┌────────

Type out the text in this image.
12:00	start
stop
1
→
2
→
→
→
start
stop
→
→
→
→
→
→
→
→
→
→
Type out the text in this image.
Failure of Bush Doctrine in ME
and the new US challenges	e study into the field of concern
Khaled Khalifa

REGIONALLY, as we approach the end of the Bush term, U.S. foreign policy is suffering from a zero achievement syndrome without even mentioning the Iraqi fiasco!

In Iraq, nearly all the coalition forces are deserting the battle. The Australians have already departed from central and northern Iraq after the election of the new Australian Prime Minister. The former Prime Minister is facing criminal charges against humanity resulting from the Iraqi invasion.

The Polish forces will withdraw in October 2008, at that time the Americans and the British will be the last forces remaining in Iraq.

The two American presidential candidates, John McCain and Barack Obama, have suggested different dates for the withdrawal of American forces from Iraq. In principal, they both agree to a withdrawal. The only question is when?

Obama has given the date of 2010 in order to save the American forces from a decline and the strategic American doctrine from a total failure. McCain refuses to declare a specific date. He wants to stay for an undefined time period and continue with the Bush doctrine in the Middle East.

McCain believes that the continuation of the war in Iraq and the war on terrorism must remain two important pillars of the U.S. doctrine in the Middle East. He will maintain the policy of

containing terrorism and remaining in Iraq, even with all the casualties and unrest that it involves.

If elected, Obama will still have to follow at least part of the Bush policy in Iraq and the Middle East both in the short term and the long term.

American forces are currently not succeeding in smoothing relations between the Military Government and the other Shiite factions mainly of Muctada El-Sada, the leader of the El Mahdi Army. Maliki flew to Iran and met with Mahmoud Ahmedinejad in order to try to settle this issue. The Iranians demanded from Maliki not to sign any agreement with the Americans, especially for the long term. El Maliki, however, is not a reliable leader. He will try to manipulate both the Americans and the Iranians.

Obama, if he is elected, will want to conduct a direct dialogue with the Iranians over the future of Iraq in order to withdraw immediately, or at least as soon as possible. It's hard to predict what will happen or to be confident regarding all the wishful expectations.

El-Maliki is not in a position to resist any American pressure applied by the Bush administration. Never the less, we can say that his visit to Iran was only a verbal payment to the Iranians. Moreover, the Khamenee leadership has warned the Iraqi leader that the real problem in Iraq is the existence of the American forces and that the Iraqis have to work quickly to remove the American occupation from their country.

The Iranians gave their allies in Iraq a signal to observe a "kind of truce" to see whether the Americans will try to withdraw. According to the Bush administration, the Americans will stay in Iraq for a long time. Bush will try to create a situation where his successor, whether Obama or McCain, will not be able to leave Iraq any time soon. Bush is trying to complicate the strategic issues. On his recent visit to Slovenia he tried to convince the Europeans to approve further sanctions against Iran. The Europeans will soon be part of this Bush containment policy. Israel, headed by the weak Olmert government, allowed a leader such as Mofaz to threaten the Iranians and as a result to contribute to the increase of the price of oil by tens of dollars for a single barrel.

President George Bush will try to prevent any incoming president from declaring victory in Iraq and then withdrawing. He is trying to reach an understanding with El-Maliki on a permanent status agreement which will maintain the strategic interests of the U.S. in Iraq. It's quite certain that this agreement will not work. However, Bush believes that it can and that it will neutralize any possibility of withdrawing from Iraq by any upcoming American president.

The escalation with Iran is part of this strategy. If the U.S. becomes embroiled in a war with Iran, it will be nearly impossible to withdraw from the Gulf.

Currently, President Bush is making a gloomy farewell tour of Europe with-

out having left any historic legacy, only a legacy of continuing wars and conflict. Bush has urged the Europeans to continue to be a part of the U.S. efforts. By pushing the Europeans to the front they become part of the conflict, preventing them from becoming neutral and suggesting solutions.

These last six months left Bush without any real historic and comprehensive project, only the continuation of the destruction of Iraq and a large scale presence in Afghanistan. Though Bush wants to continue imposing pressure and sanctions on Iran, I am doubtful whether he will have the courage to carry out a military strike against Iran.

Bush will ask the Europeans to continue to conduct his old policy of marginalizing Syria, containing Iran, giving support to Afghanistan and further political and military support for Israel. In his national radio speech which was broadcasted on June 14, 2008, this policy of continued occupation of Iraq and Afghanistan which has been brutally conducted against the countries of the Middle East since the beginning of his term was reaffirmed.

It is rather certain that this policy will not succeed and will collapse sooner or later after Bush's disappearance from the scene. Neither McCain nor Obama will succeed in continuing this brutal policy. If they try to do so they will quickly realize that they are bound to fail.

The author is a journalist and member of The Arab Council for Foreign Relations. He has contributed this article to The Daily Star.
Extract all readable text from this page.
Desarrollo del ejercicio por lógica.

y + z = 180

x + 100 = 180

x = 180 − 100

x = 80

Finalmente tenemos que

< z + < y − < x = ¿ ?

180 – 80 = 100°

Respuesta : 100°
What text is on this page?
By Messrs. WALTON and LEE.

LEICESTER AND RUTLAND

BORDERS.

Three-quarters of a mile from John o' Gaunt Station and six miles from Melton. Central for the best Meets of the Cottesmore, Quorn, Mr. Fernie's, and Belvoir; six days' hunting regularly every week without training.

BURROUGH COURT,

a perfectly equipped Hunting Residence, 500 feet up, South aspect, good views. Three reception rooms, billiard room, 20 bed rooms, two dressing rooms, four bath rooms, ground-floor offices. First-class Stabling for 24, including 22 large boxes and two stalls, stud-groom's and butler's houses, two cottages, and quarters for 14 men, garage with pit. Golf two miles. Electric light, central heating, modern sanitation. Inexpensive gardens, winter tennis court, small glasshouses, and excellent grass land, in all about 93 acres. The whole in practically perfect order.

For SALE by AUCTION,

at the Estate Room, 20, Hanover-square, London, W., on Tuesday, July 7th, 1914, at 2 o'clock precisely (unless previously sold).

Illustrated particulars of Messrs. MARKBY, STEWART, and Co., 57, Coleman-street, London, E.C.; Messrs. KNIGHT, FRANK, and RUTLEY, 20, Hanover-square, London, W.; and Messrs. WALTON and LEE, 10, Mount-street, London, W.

└────────

» **PROBLEM**: Count how many lines in the data above hold the string "remaining", and give the number with no other words.

» **REPLY TO THE TASK**: 2